### The input
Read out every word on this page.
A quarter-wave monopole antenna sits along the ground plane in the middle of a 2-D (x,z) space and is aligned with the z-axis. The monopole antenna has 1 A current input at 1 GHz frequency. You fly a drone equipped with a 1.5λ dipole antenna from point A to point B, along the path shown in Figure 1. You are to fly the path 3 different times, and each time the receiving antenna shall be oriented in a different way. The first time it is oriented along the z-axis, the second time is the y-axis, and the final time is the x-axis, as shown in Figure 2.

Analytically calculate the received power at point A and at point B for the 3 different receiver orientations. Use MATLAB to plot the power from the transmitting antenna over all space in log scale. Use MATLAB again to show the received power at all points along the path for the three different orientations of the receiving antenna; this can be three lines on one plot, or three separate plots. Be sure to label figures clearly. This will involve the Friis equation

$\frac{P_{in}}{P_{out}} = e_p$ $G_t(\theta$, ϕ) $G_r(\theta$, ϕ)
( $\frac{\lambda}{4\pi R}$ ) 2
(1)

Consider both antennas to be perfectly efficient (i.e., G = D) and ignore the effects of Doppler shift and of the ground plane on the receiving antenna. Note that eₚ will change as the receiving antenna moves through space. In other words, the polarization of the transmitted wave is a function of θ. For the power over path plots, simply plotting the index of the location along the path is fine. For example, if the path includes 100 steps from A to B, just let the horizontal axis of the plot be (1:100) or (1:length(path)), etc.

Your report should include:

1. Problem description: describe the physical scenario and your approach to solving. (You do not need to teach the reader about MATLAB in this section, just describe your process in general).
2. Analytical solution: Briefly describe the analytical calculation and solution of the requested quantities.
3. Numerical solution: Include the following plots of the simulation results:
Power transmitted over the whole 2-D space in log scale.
######
### The input
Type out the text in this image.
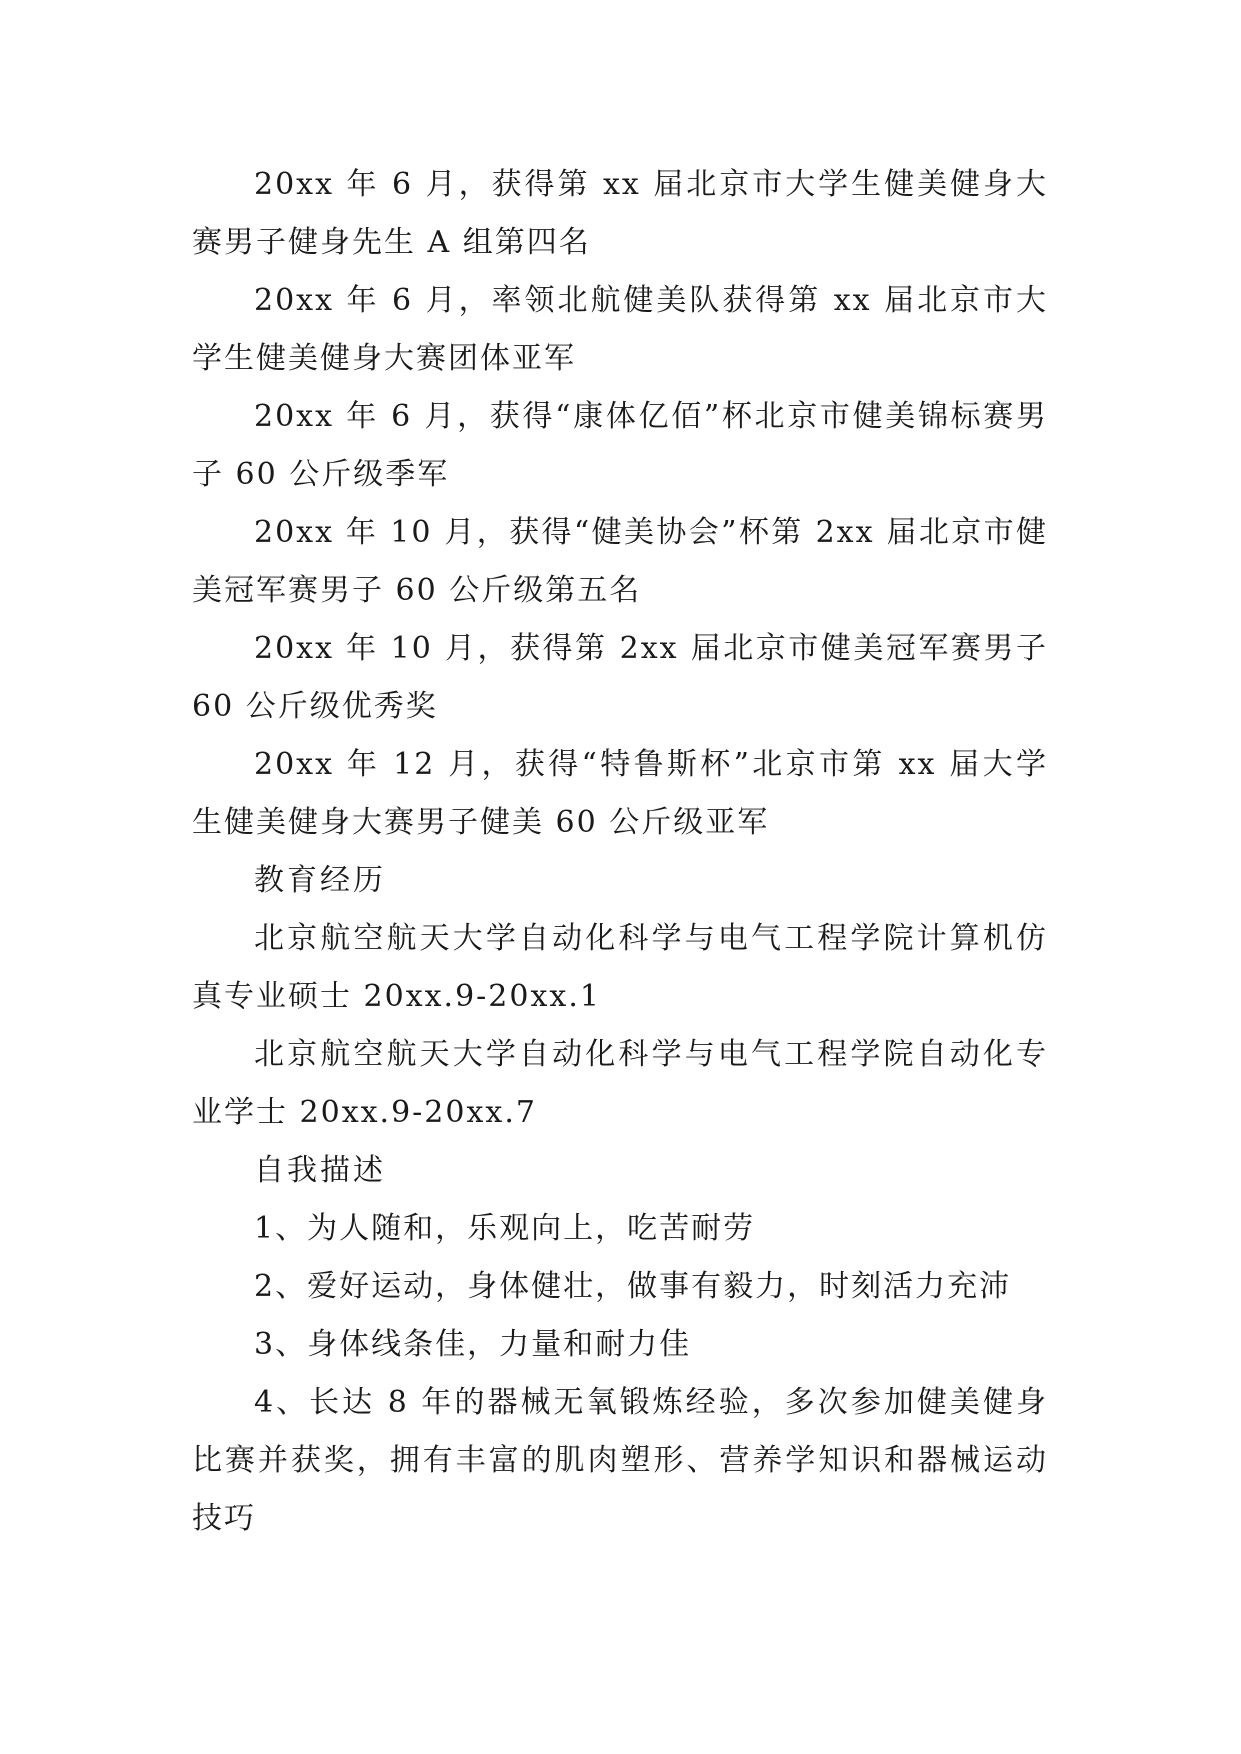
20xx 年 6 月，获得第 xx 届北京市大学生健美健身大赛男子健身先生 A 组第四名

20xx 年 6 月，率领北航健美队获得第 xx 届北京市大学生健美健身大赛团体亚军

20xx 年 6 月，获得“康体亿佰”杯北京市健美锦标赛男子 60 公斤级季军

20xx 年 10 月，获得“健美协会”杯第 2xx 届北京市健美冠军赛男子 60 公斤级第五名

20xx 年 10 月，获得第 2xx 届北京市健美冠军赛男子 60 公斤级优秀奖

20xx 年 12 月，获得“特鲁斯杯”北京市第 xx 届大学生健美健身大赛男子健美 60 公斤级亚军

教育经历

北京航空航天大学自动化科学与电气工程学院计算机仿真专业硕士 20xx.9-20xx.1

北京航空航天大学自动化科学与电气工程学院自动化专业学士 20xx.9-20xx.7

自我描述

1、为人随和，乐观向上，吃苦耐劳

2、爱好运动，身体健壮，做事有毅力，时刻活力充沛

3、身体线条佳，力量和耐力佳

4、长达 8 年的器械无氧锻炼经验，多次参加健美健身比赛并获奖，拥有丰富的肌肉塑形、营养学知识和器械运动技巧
######
### The input
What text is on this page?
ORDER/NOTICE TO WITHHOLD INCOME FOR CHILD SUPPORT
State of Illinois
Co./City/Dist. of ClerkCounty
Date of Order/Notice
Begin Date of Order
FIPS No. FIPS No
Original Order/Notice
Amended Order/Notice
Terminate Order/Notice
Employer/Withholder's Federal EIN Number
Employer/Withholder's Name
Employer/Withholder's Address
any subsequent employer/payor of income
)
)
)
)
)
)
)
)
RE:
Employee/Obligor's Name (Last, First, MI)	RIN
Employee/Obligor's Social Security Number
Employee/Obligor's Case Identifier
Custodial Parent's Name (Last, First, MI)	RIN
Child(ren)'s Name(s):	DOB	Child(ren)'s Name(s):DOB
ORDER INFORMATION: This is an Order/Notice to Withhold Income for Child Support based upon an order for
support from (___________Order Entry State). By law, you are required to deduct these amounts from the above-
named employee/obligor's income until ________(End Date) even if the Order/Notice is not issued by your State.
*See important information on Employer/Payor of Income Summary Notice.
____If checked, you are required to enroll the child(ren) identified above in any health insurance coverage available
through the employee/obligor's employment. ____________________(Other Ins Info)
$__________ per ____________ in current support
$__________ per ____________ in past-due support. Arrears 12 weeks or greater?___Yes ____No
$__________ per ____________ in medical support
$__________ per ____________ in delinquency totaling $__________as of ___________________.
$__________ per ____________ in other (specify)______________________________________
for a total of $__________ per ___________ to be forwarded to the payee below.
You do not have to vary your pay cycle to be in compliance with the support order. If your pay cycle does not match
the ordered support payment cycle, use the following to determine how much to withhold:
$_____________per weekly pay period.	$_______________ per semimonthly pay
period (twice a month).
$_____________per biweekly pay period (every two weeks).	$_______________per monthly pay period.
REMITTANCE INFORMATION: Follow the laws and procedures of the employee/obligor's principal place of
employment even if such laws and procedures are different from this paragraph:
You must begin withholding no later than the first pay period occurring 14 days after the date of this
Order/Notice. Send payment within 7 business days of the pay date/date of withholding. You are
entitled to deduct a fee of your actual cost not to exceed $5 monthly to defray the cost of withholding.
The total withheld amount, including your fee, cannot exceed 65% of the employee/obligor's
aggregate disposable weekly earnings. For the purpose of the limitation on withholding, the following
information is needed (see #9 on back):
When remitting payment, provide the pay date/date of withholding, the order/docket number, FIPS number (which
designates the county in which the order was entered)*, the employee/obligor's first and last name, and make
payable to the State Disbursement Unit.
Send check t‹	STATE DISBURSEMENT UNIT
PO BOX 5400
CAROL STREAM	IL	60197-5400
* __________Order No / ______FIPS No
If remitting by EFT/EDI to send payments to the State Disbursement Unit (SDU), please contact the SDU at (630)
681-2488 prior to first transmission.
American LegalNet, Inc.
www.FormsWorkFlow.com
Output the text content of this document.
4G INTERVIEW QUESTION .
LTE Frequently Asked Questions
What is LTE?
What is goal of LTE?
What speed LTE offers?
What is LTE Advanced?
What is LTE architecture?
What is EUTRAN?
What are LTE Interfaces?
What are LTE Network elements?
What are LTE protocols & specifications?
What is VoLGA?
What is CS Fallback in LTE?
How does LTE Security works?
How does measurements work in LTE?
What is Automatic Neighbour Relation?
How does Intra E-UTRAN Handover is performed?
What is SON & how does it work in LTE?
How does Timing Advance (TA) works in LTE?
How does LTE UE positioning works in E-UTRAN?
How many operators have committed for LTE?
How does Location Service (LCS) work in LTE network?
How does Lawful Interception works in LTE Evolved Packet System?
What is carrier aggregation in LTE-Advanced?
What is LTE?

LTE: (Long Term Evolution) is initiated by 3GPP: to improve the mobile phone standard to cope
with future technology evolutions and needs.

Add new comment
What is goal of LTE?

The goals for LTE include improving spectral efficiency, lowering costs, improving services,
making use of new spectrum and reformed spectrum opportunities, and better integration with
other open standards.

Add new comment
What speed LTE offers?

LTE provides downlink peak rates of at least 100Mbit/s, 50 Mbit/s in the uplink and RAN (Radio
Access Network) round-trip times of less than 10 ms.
######
- [Stated goal]:
Look above for every line with the word "following" and copy it.

- [Answer to the task]:
3. Numerical solution: Include the following plots of the simulation results:
the ordered support payment cycle, use the following to determine how much to withhold:
aggregate disposable weekly earnings. For the purpose of the limitation on withholding, the following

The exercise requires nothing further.